◆ DIRECTION ◆
Wherever the word "системы" shows up in a line, please copy that line.

(Collected data)
+ + + + + + +

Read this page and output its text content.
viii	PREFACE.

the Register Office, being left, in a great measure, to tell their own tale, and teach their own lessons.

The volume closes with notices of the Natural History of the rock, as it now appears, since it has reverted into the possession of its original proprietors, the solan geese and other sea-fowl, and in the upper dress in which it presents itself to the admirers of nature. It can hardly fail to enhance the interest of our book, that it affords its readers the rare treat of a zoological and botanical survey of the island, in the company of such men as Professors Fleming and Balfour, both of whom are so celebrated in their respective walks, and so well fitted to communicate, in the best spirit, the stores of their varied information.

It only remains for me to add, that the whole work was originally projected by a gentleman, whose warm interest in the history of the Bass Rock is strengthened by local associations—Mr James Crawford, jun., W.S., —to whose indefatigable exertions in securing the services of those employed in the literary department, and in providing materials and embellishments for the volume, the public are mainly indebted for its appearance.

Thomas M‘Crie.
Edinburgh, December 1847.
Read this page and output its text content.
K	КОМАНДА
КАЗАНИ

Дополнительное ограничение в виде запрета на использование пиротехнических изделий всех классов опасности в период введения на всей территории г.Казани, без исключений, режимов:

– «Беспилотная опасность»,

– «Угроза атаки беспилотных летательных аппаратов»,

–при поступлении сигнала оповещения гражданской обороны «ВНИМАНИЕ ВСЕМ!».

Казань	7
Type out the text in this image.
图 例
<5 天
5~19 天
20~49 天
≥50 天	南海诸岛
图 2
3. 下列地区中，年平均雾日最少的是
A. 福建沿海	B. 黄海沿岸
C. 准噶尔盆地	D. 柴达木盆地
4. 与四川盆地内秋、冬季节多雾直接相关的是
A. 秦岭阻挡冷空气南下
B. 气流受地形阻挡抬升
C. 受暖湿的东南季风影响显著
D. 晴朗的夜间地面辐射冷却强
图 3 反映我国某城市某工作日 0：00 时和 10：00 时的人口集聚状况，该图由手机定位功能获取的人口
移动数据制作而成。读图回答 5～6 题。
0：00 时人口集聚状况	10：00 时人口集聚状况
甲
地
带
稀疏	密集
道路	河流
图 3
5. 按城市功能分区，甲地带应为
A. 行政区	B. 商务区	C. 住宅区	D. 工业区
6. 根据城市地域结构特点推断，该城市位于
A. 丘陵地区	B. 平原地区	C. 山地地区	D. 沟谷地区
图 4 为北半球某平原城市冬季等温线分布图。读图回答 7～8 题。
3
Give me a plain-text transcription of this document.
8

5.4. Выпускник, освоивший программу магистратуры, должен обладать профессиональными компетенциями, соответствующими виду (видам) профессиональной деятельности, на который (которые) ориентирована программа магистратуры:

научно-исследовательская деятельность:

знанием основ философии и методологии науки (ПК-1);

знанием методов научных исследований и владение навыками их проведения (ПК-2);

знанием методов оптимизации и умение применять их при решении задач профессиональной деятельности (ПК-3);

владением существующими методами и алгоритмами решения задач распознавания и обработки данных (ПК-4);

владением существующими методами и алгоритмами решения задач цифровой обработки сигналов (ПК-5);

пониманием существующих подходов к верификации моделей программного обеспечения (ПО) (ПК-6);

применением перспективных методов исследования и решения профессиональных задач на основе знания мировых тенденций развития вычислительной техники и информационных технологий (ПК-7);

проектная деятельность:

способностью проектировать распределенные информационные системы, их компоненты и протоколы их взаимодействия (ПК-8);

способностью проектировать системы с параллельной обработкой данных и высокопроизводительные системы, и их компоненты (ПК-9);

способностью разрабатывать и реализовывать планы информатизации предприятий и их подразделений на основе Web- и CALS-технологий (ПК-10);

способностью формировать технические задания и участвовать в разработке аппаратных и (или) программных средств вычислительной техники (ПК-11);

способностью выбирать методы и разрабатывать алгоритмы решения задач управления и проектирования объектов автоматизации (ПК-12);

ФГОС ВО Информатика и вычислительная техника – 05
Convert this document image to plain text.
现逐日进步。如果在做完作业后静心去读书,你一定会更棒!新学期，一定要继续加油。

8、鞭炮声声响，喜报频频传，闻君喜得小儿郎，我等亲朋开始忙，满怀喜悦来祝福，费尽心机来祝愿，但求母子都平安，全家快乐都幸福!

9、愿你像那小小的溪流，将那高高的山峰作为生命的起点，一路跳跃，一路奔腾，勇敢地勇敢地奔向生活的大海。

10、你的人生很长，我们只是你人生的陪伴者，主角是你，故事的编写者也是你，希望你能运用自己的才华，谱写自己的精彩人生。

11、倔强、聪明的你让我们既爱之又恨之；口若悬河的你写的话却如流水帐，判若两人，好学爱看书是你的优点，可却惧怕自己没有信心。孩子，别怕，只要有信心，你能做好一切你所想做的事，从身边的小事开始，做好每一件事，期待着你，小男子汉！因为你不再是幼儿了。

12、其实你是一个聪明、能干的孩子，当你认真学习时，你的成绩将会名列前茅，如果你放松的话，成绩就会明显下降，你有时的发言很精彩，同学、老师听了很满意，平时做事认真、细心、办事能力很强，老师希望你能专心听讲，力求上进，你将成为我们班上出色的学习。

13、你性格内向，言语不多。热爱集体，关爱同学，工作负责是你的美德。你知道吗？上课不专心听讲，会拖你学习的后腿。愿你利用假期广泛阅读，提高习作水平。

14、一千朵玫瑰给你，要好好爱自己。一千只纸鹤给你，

+ + + + + + +

◆ REPLY ◆
способностью проектировать распределенные информационные системы, их компоненты и протоколы их взаимодействия (ПК-8);
способностью проектировать системы с параллельной обработкой данных и высокопроизводительные системы, и их компоненты (ПК-9);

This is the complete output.